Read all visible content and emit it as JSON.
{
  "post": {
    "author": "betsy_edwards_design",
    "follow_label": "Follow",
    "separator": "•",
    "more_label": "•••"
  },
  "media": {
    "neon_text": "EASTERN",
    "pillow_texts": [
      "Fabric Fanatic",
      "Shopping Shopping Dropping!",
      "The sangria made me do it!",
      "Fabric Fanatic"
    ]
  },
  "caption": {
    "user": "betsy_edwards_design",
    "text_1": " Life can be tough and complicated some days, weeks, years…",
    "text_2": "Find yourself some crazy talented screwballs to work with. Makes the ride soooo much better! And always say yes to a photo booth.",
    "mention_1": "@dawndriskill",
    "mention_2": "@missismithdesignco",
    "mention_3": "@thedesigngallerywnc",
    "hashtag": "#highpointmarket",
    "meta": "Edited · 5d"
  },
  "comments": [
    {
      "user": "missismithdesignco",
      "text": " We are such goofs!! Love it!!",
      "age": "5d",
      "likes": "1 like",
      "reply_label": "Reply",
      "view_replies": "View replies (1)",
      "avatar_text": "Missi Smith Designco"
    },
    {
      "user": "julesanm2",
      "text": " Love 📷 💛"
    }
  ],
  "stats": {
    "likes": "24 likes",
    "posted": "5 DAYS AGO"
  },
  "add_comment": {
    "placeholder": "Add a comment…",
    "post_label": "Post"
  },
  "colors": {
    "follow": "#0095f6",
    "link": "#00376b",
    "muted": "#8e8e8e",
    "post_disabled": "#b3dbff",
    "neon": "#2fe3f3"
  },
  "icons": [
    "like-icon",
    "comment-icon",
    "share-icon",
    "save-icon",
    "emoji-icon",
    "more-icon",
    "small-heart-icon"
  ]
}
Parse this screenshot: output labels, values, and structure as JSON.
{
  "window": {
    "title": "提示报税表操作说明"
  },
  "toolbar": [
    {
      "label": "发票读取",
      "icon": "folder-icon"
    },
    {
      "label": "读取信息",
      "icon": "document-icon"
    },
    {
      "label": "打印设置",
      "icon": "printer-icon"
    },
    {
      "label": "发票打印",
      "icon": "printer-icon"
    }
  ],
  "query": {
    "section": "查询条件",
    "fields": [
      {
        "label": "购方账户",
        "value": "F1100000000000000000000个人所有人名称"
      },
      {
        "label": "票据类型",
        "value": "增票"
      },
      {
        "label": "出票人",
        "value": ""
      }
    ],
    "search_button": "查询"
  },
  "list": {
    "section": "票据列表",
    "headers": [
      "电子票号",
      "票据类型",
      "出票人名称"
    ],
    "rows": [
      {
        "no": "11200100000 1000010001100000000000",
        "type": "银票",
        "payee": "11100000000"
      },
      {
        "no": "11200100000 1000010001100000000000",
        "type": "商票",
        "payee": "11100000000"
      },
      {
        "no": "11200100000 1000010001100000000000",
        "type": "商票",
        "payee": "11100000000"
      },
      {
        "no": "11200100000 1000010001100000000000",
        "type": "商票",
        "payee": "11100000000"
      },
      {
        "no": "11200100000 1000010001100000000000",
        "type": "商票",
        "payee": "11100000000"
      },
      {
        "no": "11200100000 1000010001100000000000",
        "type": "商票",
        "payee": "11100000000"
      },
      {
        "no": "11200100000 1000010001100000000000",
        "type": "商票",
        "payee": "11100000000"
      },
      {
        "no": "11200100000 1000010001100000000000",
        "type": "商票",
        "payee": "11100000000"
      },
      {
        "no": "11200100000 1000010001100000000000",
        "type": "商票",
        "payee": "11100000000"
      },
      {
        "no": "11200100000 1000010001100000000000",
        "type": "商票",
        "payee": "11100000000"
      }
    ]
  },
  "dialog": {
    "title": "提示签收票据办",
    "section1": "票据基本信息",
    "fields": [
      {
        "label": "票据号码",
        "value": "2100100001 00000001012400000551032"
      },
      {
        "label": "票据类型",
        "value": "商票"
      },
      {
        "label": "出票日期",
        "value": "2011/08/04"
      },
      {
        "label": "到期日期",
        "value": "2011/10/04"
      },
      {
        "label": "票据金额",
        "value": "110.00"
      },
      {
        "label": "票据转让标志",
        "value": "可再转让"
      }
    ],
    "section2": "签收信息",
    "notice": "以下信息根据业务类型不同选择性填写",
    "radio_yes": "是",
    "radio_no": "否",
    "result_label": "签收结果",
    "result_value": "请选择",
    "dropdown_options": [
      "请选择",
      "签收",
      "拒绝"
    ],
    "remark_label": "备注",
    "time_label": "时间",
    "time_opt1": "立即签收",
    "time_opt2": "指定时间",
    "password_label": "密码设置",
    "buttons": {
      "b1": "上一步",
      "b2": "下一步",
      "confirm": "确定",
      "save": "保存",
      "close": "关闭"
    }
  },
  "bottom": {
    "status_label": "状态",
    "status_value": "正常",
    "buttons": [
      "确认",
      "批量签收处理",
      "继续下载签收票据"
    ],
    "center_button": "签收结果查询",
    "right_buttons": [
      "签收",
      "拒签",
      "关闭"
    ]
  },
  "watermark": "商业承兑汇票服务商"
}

Task goal => Each line above is to be repeated exactly.

Written answer =>
Read all visible content and emit it as JSON.
{
  "post": {
    "author": "betsy_edwards_design",
    "follow_label": "Follow",
    "separator": "•",
    "more_label": "•••"
  },
  "media": {
    "neon_text": "EASTERN",
    "pillow_texts": [
      "Fabric Fanatic",
      "Shopping Shopping Dropping!",
      "The sangria made me do it!",
      "Fabric Fanatic"
    ]
  },
  "caption": {
    "user": "betsy_edwards_design",
    "text_1": " Life can be tough and complicated some days, weeks, years…",
    "text_2": "Find yourself some crazy talented screwballs to work with. Makes the ride soooo much better! And always say yes to a photo booth.",
    "mention_1": "@dawndriskill",
    "mention_2": "@missismithdesignco",
    "mention_3": "@thedesigngallerywnc",
    "hashtag": "#highpointmarket",
    "meta": "Edited · 5d"
  },
  "comments": [
    {
      "user": "missismithdesignco",
      "text": " We are such goofs!! Love it!!",
      "age": "5d",
      "likes": "1 like",
      "reply_label": "Reply",
      "view_replies": "View replies (1)",
      "avatar_text": "Missi Smith Designco"
    },
    {
      "user": "julesanm2",
      "text": " Love 📷 💛"
    }
  ],
  "stats": {
    "likes": "24 likes",
    "posted": "5 DAYS AGO"
  },
  "add_comment": {
    "placeholder": "Add a comment…",
    "post_label": "Post"
  },
  "colors": {
    "follow": "#0095f6",
    "link": "#00376b",
    "muted": "#8e8e8e",
    "post_disabled": "#b3dbff",
    "neon": "#2fe3f3"
  },
  "icons": [
    "like-icon",
    "comment-icon",
    "share-icon",
    "save-icon",
    "emoji-icon",
    "more-icon",
    "small-heart-icon"
  ]
}
Parse this screenshot: output labels, values, and structure as JSON.
{
  "window": {
    "title": "提示报税表操作说明"
  },
  "toolbar": [
    {
      "label": "发票读取",
      "icon": "folder-icon"
    },
    {
      "label": "读取信息",
      "icon": "document-icon"
    },
    {
      "label": "打印设置",
      "icon": "printer-icon"
    },
    {
      "label": "发票打印",
      "icon": "printer-icon"
    }
  ],
  "query": {
    "section": "查询条件",
    "fields": [
      {
        "label": "购方账户",
        "value": "F1100000000000000000000个人所有人名称"
      },
      {
        "label": "票据类型",
        "value": "增票"
      },
      {
        "label": "出票人",
        "value": ""
      }
    ],
    "search_button": "查询"
  },
  "list": {
    "section": "票据列表",
    "headers": [
      "电子票号",
      "票据类型",
      "出票人名称"
    ],
    "rows": [
      {
        "no": "11200100000 1000010001100000000000",
        "type": "银票",
        "payee": "11100000000"
      },
      {
        "no": "11200100000 1000010001100000000000",
        "type": "商票",
        "payee": "11100000000"
      },
      {
        "no": "11200100000 1000010001100000000000",
        "type": "商票",
        "payee": "11100000000"
      },
      {
        "no": "11200100000 1000010001100000000000",
        "type": "商票",
        "payee": "11100000000"
      },
      {
        "no": "11200100000 1000010001100000000000",
        "type": "商票",
        "payee": "11100000000"
      },
      {
        "no": "11200100000 1000010001100000000000",
        "type": "商票",
        "payee": "11100000000"
      },
      {
        "no": "11200100000 1000010001100000000000",
        "type": "商票",
        "payee": "11100000000"
      },
      {
        "no": "11200100000 1000010001100000000000",
        "type": "商票",
        "payee": "11100000000"
      },
      {
        "no": "11200100000 1000010001100000000000",
        "type": "商票",
        "payee": "11100000000"
      },
      {
        "no": "11200100000 1000010001100000000000",
        "type": "商票",
        "payee": "11100000000"
      }
    ]
  },
  "dialog": {
    "title": "提示签收票据办",
    "section1": "票据基本信息",
    "fields": [
      {
        "label": "票据号码",
        "value": "2100100001 00000001012400000551032"
      },
      {
        "label": "票据类型",
        "value": "商票"
      },
      {
        "label": "出票日期",
        "value": "2011/08/04"
      },
      {
        "label": "到期日期",
        "value": "2011/10/04"
      },
      {
        "label": "票据金额",
        "value": "110.00"
      },
      {
        "label": "票据转让标志",
        "value": "可再转让"
      }
    ],
    "section2": "签收信息",
    "notice": "以下信息根据业务类型不同选择性填写",
    "radio_yes": "是",
    "radio_no": "否",
    "result_label": "签收结果",
    "result_value": "请选择",
    "dropdown_options": [
      "请选择",
      "签收",
      "拒绝"
    ],
    "remark_label": "备注",
    "time_label": "时间",
    "time_opt1": "立即签收",
    "time_opt2": "指定时间",
    "password_label": "密码设置",
    "buttons": {
      "b1": "上一步",
      "b2": "下一步",
      "confirm": "确定",
      "save": "保存",
      "close": "关闭"
    }
  },
  "bottom": {
    "status_label": "状态",
    "status_value": "正常",
    "buttons": [
      "确认",
      "批量签收处理",
      "继续下载签收票据"
    ],
    "center_button": "签收结果查询",
    "right_buttons": [
      "签收",
      "拒签",
      "关闭"
    ]
  },
  "watermark": "商业承兑汇票服务商"
}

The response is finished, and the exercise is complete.